- **Written problem**
From the listing below, pull each line that includes "this".

Excerpts from a figure dataset
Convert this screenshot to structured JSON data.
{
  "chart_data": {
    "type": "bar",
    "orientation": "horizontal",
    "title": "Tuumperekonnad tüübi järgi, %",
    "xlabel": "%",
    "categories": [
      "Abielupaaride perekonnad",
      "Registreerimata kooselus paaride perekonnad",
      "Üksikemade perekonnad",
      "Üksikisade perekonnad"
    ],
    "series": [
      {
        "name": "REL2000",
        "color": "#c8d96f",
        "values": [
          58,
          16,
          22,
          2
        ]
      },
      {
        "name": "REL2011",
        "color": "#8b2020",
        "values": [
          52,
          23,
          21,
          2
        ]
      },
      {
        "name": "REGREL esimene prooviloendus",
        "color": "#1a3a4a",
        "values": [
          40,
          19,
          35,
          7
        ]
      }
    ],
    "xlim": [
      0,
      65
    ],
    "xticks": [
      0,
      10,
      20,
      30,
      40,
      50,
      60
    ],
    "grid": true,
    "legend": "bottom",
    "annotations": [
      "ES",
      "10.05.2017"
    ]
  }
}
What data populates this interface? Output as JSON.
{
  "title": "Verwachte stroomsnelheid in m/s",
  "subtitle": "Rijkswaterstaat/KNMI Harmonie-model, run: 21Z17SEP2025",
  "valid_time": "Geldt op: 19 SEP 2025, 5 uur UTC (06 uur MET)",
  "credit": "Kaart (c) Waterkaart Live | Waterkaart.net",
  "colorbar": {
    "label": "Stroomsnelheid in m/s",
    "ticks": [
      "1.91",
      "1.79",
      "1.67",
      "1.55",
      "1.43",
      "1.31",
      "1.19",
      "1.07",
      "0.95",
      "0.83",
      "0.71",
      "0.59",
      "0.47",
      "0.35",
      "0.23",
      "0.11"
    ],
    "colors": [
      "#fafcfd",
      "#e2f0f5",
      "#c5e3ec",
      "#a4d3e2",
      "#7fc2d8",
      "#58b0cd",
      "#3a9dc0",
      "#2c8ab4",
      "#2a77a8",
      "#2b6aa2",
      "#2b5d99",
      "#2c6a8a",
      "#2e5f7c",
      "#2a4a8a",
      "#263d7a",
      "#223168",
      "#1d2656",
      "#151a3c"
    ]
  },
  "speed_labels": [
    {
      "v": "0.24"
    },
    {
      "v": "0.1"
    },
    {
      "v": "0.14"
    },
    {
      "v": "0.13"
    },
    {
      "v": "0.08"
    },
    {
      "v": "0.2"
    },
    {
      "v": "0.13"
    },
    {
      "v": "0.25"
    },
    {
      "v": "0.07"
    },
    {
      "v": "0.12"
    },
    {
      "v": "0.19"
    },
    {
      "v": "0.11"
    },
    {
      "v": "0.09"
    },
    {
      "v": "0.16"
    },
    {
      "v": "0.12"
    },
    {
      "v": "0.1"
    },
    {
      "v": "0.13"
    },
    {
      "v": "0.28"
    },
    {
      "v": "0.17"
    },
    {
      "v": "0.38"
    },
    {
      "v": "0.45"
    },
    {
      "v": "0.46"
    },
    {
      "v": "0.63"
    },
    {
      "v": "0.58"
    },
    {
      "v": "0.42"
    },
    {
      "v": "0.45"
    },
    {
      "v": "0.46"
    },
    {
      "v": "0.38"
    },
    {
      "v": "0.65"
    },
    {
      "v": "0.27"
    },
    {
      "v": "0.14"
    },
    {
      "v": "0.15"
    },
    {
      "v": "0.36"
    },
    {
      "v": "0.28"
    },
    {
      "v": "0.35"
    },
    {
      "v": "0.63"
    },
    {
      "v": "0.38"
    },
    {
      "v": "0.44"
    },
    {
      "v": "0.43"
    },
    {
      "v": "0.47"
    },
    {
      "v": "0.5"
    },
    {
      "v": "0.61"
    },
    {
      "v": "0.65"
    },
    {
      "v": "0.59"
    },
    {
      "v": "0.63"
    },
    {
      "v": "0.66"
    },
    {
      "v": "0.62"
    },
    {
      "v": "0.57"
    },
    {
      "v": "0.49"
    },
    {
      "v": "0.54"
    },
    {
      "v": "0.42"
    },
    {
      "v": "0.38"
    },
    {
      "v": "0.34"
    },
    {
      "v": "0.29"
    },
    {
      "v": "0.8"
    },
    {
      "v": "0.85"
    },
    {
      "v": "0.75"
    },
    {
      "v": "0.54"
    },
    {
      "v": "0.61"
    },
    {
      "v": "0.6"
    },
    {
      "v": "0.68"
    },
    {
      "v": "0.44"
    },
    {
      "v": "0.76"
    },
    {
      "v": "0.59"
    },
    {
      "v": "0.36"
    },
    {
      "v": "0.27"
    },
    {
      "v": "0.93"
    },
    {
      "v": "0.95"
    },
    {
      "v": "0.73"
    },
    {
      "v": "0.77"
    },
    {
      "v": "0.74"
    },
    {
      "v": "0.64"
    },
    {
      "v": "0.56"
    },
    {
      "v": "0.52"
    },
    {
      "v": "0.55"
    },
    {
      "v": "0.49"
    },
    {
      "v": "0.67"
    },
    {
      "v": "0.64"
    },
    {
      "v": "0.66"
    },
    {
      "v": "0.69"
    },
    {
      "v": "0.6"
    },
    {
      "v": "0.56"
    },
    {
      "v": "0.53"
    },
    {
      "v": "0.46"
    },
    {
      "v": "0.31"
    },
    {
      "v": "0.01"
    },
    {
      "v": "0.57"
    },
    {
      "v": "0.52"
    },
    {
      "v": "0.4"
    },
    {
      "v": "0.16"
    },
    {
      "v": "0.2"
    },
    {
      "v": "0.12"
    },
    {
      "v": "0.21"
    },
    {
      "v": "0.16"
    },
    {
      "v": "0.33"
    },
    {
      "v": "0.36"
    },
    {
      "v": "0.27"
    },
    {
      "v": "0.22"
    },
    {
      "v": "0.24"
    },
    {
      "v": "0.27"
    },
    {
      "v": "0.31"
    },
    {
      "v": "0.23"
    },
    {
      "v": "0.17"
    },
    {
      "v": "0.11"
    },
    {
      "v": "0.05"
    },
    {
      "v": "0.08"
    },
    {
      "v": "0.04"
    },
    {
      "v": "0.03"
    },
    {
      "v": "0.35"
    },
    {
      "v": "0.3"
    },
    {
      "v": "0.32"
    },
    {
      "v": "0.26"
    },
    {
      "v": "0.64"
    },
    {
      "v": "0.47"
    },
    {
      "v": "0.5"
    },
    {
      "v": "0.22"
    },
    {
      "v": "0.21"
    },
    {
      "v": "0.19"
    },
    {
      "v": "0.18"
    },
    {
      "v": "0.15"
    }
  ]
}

- **Task result**
Convert this screenshot to structured JSON data.
What data populates this interface? Output as JSON.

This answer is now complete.